**Objective:**
Quote every line of the material below word for word, without changing anything.

**Stored items:**

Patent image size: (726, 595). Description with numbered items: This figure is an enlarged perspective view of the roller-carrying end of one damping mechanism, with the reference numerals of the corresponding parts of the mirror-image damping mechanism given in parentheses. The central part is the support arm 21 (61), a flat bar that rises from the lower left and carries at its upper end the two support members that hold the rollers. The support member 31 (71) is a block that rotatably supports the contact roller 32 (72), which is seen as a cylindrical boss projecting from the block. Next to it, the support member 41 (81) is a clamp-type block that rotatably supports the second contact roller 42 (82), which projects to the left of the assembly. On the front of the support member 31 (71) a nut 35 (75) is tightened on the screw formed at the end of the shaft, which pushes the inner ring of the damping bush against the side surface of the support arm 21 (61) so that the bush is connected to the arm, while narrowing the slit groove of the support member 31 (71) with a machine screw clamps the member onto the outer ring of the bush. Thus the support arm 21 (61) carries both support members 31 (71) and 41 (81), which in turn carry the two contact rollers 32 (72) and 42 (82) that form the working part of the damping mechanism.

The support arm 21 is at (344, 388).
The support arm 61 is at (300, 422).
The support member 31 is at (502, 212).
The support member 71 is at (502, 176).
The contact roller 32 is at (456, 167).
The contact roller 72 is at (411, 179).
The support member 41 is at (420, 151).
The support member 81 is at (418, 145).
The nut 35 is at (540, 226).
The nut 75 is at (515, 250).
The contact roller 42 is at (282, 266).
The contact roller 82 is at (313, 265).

**The solution:**
Patent image size: (726, 595). Description with numbered items: This figure is an enlarged perspective view of the roller-carrying end of one damping mechanism, with the reference numerals of the corresponding parts of the mirror-image damping mechanism given in parentheses. The central part is the support arm 21 (61), a flat bar that rises from the lower left and carries at its upper end the two support members that hold the rollers. The support member 31 (71) is a block that rotatably supports the contact roller 32 (72), which is seen as a cylindrical boss projecting from the block. Next to it, the support member 41 (81) is a clamp-type block that rotatably supports the second contact roller 42 (82), which projects to the left of the assembly. On the front of the support member 31 (71) a nut 35 (75) is tightened on the screw formed at the end of the shaft, which pushes the inner ring of the damping bush against the side surface of the support arm 21 (61) so that the bush is connected to the arm, while narrowing the slit groove of the support member 31 (71) with a machine screw clamps the member onto the outer ring of the bush. Thus the support arm 21 (61) carries both support members 31 (71) and 41 (81), which in turn carry the two contact rollers 32 (72) and 42 (82) that form the working part of the damping mechanism.

The support arm 21 is at (344, 388).
The support arm 61 is at (300, 422).
The support member 31 is at (502, 212).
The support member 71 is at (502, 176).
The contact roller 32 is at (456, 167).
The contact roller 72 is at (411, 179).
The support member 41 is at (420, 151).
The support member 81 is at (418, 145).
The nut 35 is at (540, 226).
The nut 75 is at (515, 250).
The contact roller 42 is at (282, 266).
The contact roller 82 is at (313, 265).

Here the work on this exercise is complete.